Please. I can just as easily say that in my experience most on the political right have a hard time stopping at hating the behaviors of liberals and dive right in to hating the people.

But of course you will howl in protest and say it isn't so and how bad liberals are and blah blah blah blah and so it goes on, pointlessly.


----------



## iammatt (Sep 17, 2005)

> quote:_Originally posted by bosthist_
> 
> 
> 
> ...


I forgot about all of the traitor crap. I agree with you on that. I consider myself a conservative, albeit one who is only driven by economic issues. Maybe we are the only good people left


----------



## familyman (Sep 9, 2005)

Everbody is persecuted. Just ask them, no matter what group you associate yourself with you will find that it's under attack. Christians, athesits, Democrats, Republicans, gays, married people, white people, black people, all shades of brown people, rich people and poor people. You can find evidence that your way of life, whatever it is, is under attack by those that hate you. 
Have we become such a society of victims? No matter who we are we are being oppressed? Really?

_____________________________________________________________________________
I am no enemy of elegance, but I say no man has a right to think of elegance till he has secured substance, nor then, to seek more of it than he can afford. 

John Adams


----------



## bosthist (Apr 4, 2004)

> quote:_Originally posted by iammatt_
> 
> I forgot about all of the traitor crap. I agree with you on that. I consider myself a conservative, albeit one who is only driven by economic issues. Maybe we are the only good people left


I'd hate to think we're the only good people left (or, to defer to you, the only good people right) but we have to start somewhere. If you're ever in Boston, drinks are on me.


----------



## pendennis (Oct 6, 2005)

> quote:_Originally posted by android_
> Tolerance is a two way street. For me to leave you alone, you need to leave me alone. I see no evidence that this rally exhibits any tolerance for the beliefs and lifestyles of those who live in the town they invaded.


Android, last I read in the U.S. Constitution, this group, along with most any other, has the opportunity to travel to, and speak in any city in the US. Theirs is certainly no "invasion".

Dennis
If you wish to control the future, then create it.

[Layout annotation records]
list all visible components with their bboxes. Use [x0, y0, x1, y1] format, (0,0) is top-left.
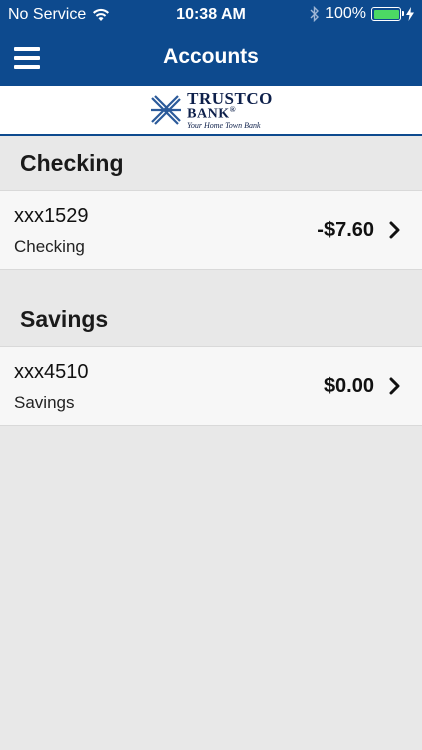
logo-text: TRUSTCO BANK® Your Home Town Bank	[187, 90, 273, 131]
account-row-savings[interactable]: xxx4510 Savings $0.00	[0, 346, 422, 426]
account-number: xxx4510	[14, 361, 89, 383]
logo-bank: BANK	[187, 106, 230, 122]
charging-icon	[406, 7, 414, 21]
section-header-savings: Savings	[0, 292, 422, 346]
page-title: Accounts	[163, 45, 259, 68]
nav-bar: Accounts	[0, 30, 422, 86]
account-type: Savings	[14, 393, 75, 412]
section-header-checking: Checking	[0, 136, 422, 190]
battery-icon	[371, 7, 404, 21]
logo-bank-line: BANK®	[187, 104, 273, 122]
header: No Service 10:38 AM 100% Accounts	[0, 0, 422, 86]
battery-fill	[373, 9, 399, 19]
account-number: xxx1529	[14, 205, 89, 227]
account-type: Checking	[14, 237, 85, 256]
logo-banner: TRUSTCO BANK® Your Home Town Bank	[0, 86, 422, 136]
status-bar: No Service 10:38 AM 100%	[0, 0, 422, 30]
logo-registered: ®	[229, 104, 237, 114]
app-screen: No Service 10:38 AM 100% Accounts TRUSTC…	[0, 0, 422, 750]
trustco-logo: TRUSTCO BANK® Your Home Town Bank	[149, 90, 273, 131]
account-balance: $0.00	[323, 375, 374, 397]
bluetooth-icon	[310, 6, 320, 22]
section-spacer	[0, 270, 422, 292]
chevron-right-icon	[389, 377, 400, 395]
battery-percent: 100%	[325, 5, 366, 22]
trustco-cross-icon	[151, 95, 182, 125]
account-balance: -$7.60	[317, 219, 374, 241]
logo-tagline: Your Home Town Bank	[187, 121, 261, 131]
account-row-checking[interactable]: xxx1529 Checking -$7.60	[0, 190, 422, 270]
status-right: 100%	[310, 5, 414, 23]
chevron-right-icon	[389, 221, 400, 239]
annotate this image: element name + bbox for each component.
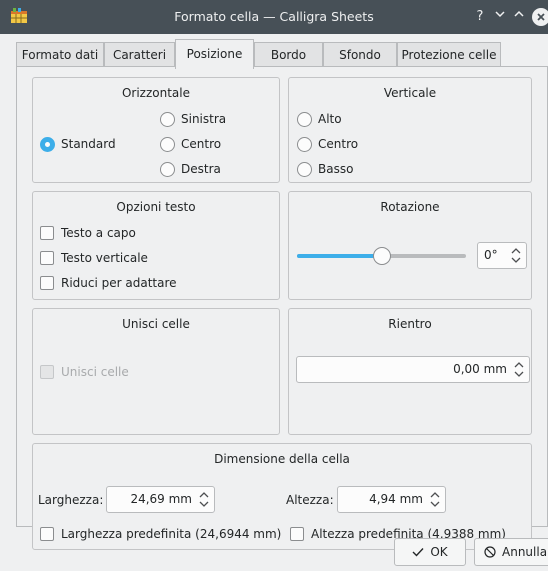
radio-centro-vertical-indicator[interactable] — [297, 136, 312, 152]
close-button[interactable] — [532, 8, 548, 26]
checkbox-testo-a-capo-box[interactable] — [40, 226, 54, 240]
tab-protezione-celle[interactable]: Protezione celle — [397, 42, 501, 68]
radio-sinistra-indicator[interactable] — [160, 111, 175, 127]
window-title: Formato cella — Calligra Sheets — [174, 9, 374, 24]
checkbox-default-height-box[interactable] — [290, 527, 304, 541]
rotation-slider-fill — [297, 254, 382, 258]
radio-centro-horizontal-label: Centro — [181, 137, 222, 151]
radio-standard-label: Standard — [61, 137, 116, 151]
radio-destra[interactable]: Destra — [160, 160, 221, 178]
cancel-icon — [484, 546, 496, 558]
text-options-group: Opzioni testo Testo a capo Testo vertica… — [32, 191, 280, 300]
title-bar: Formato cella — Calligra Sheets ? — [0, 0, 548, 34]
checkbox-riduci-per-adattare-box[interactable] — [40, 276, 54, 290]
ok-button-label: OK — [430, 545, 448, 559]
radio-standard[interactable]: Standard — [40, 135, 116, 153]
tab-caratteri[interactable]: Caratteri — [104, 42, 175, 68]
tab-formato-dati[interactable]: Formato dati — [16, 42, 104, 68]
radio-standard-indicator[interactable] — [40, 136, 55, 152]
tab-bordo[interactable]: Bordo — [254, 42, 323, 68]
help-button[interactable]: ? — [470, 7, 490, 27]
checkbox-riduci-per-adattare-label: Riduci per adattare — [61, 276, 177, 290]
height-value: 4,94 mm — [369, 492, 423, 506]
checkbox-riduci-per-adattare[interactable]: Riduci per adattare — [40, 274, 177, 292]
spin-arrows-icon[interactable] — [510, 246, 522, 265]
radio-sinistra-label: Sinistra — [181, 112, 227, 126]
checkbox-testo-verticale-label: Testo verticale — [61, 251, 148, 265]
radio-basso[interactable]: Basso — [297, 160, 353, 178]
checkmark-icon — [412, 548, 424, 557]
width-spinbox[interactable]: 24,69 mm — [106, 486, 215, 513]
spin-arrows-icon[interactable] — [429, 490, 441, 509]
chevron-up-icon — [514, 10, 524, 17]
cell-size-group: Dimensione della cella Larghezza: 24,69 … — [32, 443, 532, 550]
maximize-button[interactable] — [509, 7, 529, 27]
spin-arrows-icon[interactable] — [198, 490, 210, 509]
checkbox-testo-a-capo[interactable]: Testo a capo — [40, 224, 136, 242]
close-icon — [537, 13, 545, 21]
radio-centro-vertical[interactable]: Centro — [297, 135, 358, 153]
height-spinbox[interactable]: 4,94 mm — [337, 486, 446, 513]
height-label: Altezza: — [286, 493, 334, 507]
checkbox-default-width-label: Larghezza predefinita (24,6944 mm) — [61, 527, 282, 541]
radio-basso-label: Basso — [318, 162, 354, 176]
cell-size-group-title: Dimensione della cella — [214, 452, 350, 466]
radio-centro-vertical-label: Centro — [318, 137, 359, 151]
tab-posizione[interactable]: Posizione — [175, 39, 254, 69]
radio-destra-indicator[interactable] — [160, 161, 175, 177]
width-value: 24,69 mm — [130, 492, 192, 506]
tab-sfondo[interactable]: Sfondo — [323, 42, 397, 68]
checkbox-unisci-celle-label: Unisci celle — [61, 365, 129, 379]
radio-alto-indicator[interactable] — [297, 111, 312, 127]
chevron-down-icon — [495, 11, 505, 18]
horizontal-group: Orizzontale Standard Sinistra Centro Des… — [32, 77, 280, 183]
checkbox-default-width[interactable]: Larghezza predefinita (24,6944 mm) — [40, 525, 281, 543]
checkbox-unisci-celle-box — [40, 365, 54, 379]
text-options-group-title: Opzioni testo — [116, 200, 196, 214]
radio-alto[interactable]: Alto — [297, 110, 342, 128]
indent-spinbox[interactable]: 0,00 mm — [296, 356, 530, 383]
rotation-spinbox[interactable]: 0° — [477, 242, 527, 269]
checkbox-testo-verticale[interactable]: Testo verticale — [40, 249, 148, 267]
checkbox-default-width-box[interactable] — [40, 527, 54, 541]
ok-button[interactable]: OK — [394, 538, 466, 566]
tab-panel-posizione: Orizzontale Standard Sinistra Centro Des… — [16, 66, 548, 550]
format-cell-dialog: Formato dati Caratteri Posizione Bordo S… — [0, 34, 548, 571]
merge-group: Unisci celle Unisci celle — [32, 308, 280, 435]
rotation-value: 0° — [484, 248, 498, 262]
indent-value: 0,00 mm — [453, 362, 507, 376]
minimize-button[interactable] — [490, 7, 510, 27]
cancel-button[interactable]: Annulla — [474, 538, 548, 566]
radio-centro-horizontal[interactable]: Centro — [160, 135, 221, 153]
vertical-group-title: Verticale — [383, 86, 437, 100]
width-label: Larghezza: — [38, 493, 104, 507]
rotation-group: Rotazione 0° — [288, 191, 532, 300]
checkbox-unisci-celle: Unisci celle — [40, 363, 129, 381]
rotation-slider-handle[interactable] — [372, 247, 391, 265]
rotation-group-title: Rotazione — [380, 200, 440, 214]
vertical-group: Verticale Alto Centro Basso — [288, 77, 532, 183]
radio-sinistra[interactable]: Sinistra — [160, 110, 226, 128]
radio-centro-horizontal-indicator[interactable] — [160, 136, 175, 152]
checkbox-testo-a-capo-label: Testo a capo — [61, 226, 136, 240]
indent-group: Rientro 0,00 mm — [288, 308, 532, 435]
radio-basso-indicator[interactable] — [297, 161, 312, 177]
indent-group-title: Rientro — [388, 317, 432, 331]
radio-destra-label: Destra — [181, 162, 221, 176]
horizontal-group-title: Orizzontale — [121, 86, 191, 100]
checkbox-testo-verticale-box[interactable] — [40, 251, 54, 265]
spin-arrows-icon[interactable] — [513, 360, 525, 379]
merge-group-title: Unisci celle — [122, 317, 190, 331]
cancel-button-label: Annulla — [502, 545, 548, 559]
radio-alto-label: Alto — [318, 112, 342, 126]
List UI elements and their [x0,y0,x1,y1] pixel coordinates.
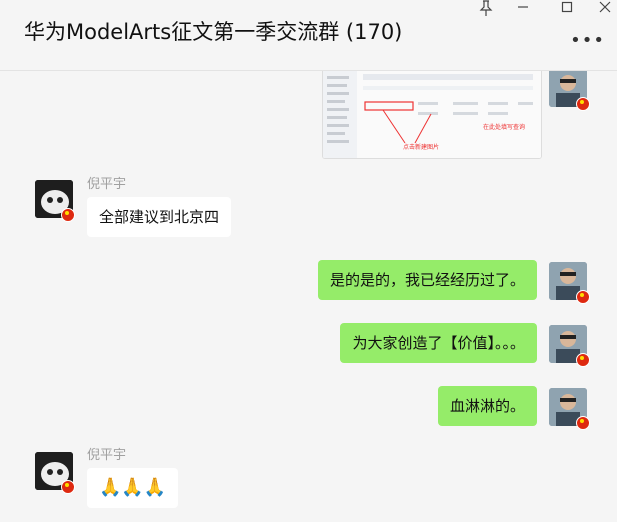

• What you will do:
A. Write out the part of the forum thread that begins at the words "## familyman (Sep" and stops after the words "being oppressed? Really?", word for word.
B. Return only the lines of the listing that begin at the line containing "136, 312, 152]" and stop after the line containing "radio-standard-label: Standard —", both included, with no changes.

• The answers:
A.
## familyman (Sep 9, 2005)

Everbody is persecuted. Just ask them, no matter what group you associate yourself with you will find that it's under attack. Christians, athesits, Democrats, Republicans, gays, married people, white people, black people, all shades of brown people, rich people and poor people. You can find evidence that your way of life, whatever it is, is under attack by those that hate you. 
Have we become such a society of victims? No matter who we are we are being oppressed? Really?

B.
radio-centro-vertical-indicator[interactable] — [297, 136, 312, 152]
close-button[interactable] — [532, 8, 548, 26]
checkbox-testo-a-capo-box[interactable] — [40, 226, 54, 240]
tab-protezione-celle[interactable]: Protezione celle — [397, 42, 501, 68]
radio-sinistra-indicator[interactable] — [160, 111, 175, 127]
window-title: Formato cella — Calligra Sheets — [174, 9, 374, 24]
checkbox-default-height-box[interactable] — [290, 527, 304, 541]
rotation-slider-fill — [297, 254, 382, 258]
radio-centro-horizontal-label: Centro — [181, 137, 222, 151]
radio-standard-label: Standard — [61, 137, 116, 151]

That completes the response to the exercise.